_Excerpt to read_
Let’s get personal: 3 reasons why performance reviews don’t workBy David Priemer on August 23, 2010 in Thought Leadership
Try doing a Google search for “hate performance reviews” and you’ll find two main types of articles:
- Thought leaders and academics in organizational dynamics talking about the negative impact of performance reviews
- Talent management vendors talking about how they’re actually beneficial but often executed incorrectly.
UCLA Business Professor Samuel Culbert is especially outspoken when it comes to #1 having recently penned two articles in the Wall Street Journal about how everyone hates performance reviews and how now is the time to get rid of them. While many posts like Professor Culbert’s explore the problem from an organizational perspective (effectively reducing performance reviews to an ineffective and demoralizing “HR-pinata”), here are three key reasons why performance reviews are ineffective from the perspective of the individual:
Generational experts like Tammy Erickson agree that today’s workforce simply doesn’t view feedback the same way as previous generations. In a recent post Tammy talks about what she calls the double meaning of feedback. She describes how boomers see feedback as grades, ranks, and scores, while GenY’s thinks of feedback as mentorship, advice, and learning. Still others point out that mentoring millennials is all about becoming adept at providing microfeedback; the language of today’s workforce. Regardless of the sentiment one thing is clear: if the purpose of performance reviews is to help us become better at what we do, a one-a-year checkpoint involving long documents, copious amounts of scattered insights, and quantitative evaluations, simply doesn’t jive with the way people see feedback today.
2. I bring my own tools to work
I bet many of you reading this post are on LinkedIn, and why not…millions of us are! But to date I haven’t heard of any organization who forces their employees to post their profiles to LinkedIn. Then why do we? Truth is we do because it’s good for US! Because we like the idea of networking, hearing about new opportunities, and learning about the connection, skills sets, and histories we have in common. Those of us who use Twitter, Facebook, etc. for work are no different. We use these tools because they help US do our jobs better and interact with our audience in a real way.

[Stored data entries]
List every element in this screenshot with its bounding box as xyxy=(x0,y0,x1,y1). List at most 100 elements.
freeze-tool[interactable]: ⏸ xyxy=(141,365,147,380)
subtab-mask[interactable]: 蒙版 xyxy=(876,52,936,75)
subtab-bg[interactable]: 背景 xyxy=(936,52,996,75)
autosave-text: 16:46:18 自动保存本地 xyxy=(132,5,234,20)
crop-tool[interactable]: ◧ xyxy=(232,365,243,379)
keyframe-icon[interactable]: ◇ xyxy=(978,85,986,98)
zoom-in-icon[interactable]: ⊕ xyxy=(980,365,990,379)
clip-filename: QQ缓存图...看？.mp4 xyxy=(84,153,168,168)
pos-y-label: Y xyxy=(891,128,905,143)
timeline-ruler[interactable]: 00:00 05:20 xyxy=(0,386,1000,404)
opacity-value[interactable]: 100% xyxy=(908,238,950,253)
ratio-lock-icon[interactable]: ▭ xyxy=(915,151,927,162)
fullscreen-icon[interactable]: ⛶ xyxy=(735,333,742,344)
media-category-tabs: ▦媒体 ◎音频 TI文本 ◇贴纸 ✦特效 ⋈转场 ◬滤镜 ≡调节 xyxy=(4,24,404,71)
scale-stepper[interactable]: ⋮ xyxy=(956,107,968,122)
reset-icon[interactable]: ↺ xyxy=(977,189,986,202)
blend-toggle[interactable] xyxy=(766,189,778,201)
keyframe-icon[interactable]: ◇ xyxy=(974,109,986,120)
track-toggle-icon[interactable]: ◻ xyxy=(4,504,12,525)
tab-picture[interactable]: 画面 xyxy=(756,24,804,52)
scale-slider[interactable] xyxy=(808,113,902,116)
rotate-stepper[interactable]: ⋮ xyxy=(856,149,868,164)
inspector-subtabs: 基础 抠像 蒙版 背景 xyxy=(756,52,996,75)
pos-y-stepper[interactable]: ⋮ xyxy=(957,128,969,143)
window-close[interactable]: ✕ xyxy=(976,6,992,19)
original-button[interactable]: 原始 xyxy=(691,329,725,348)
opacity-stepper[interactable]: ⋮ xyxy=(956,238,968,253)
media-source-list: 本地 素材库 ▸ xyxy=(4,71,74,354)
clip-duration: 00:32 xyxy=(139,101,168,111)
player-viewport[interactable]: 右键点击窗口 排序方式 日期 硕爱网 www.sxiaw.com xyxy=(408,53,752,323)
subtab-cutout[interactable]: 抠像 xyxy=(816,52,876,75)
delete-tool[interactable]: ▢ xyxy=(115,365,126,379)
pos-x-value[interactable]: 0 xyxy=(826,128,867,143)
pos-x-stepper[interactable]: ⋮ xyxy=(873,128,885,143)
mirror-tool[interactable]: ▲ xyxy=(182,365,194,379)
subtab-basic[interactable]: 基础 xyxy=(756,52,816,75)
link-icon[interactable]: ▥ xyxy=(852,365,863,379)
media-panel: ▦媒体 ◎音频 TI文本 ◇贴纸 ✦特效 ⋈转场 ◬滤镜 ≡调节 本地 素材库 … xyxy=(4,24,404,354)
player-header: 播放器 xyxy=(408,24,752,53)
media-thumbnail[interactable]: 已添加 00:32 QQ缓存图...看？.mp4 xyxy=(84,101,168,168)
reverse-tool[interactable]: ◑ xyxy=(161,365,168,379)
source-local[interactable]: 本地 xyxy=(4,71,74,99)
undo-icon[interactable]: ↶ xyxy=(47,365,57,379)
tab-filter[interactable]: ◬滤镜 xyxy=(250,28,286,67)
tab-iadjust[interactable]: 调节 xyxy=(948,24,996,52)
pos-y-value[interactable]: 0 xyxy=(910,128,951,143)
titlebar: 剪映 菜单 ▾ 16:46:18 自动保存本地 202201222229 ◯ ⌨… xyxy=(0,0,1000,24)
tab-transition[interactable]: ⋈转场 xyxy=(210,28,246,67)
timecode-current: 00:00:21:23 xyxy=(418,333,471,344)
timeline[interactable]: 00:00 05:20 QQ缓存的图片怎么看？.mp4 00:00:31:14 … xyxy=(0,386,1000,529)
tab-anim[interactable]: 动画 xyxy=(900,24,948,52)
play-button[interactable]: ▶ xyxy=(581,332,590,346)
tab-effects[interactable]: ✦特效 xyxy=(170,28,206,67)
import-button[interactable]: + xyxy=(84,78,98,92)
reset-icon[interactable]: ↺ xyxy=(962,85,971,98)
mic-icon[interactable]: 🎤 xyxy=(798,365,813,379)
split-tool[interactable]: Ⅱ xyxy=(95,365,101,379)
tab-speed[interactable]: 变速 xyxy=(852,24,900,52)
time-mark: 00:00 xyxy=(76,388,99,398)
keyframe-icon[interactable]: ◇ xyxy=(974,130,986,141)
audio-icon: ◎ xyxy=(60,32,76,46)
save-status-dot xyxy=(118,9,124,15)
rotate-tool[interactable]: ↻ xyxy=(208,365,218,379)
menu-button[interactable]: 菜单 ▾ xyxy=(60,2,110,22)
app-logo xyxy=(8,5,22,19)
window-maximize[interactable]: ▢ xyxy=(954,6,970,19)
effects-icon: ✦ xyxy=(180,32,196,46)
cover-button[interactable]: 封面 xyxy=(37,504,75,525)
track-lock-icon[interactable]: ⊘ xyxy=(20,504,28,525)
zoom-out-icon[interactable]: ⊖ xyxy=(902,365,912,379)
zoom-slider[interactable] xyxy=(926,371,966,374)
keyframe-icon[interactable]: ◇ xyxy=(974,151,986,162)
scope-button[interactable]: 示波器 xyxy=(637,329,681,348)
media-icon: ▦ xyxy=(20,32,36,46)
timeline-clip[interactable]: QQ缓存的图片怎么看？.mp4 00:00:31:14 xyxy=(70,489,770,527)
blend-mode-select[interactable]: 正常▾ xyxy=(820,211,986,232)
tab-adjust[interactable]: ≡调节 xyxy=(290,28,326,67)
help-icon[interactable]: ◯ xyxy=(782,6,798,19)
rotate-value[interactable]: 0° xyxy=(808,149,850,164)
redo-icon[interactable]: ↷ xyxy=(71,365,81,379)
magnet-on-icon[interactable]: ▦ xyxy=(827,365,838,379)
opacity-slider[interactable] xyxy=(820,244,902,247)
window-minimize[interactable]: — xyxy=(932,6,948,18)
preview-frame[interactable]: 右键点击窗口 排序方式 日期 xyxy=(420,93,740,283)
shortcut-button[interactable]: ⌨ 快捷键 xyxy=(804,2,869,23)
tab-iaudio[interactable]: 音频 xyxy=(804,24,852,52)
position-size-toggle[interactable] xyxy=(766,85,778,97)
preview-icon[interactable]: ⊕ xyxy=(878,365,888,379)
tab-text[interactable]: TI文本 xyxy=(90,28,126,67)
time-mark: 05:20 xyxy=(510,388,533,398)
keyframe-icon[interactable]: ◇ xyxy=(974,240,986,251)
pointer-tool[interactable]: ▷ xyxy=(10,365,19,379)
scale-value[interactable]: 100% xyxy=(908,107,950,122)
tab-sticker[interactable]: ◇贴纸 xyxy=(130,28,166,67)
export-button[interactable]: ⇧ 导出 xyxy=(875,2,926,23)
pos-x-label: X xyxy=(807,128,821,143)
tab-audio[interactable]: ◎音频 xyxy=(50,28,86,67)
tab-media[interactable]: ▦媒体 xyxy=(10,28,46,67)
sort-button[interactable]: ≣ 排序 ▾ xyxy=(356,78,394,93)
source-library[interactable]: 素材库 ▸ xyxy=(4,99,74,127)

_Problem statement_
Copy the article on performance reviews between "2. I bring my" and "a real way.", inclusive, renaming every "tools" to "apps".

_Finished answer_
2. I bring my own apps to work
I bet many of you reading this post are on LinkedIn, and why not…millions of us are! But to date I haven’t heard of any organization who forces their employees to post their profiles to LinkedIn. Then why do we? Truth is we do because it’s good for US! Because we like the idea of networking, hearing about new opportunities, and learning about the connection, skills sets, and histories we have in common. Those of us who use Twitter, Facebook, etc. for work are no different. We use these apps because they help US do our jobs better and interact with our audience in a real way.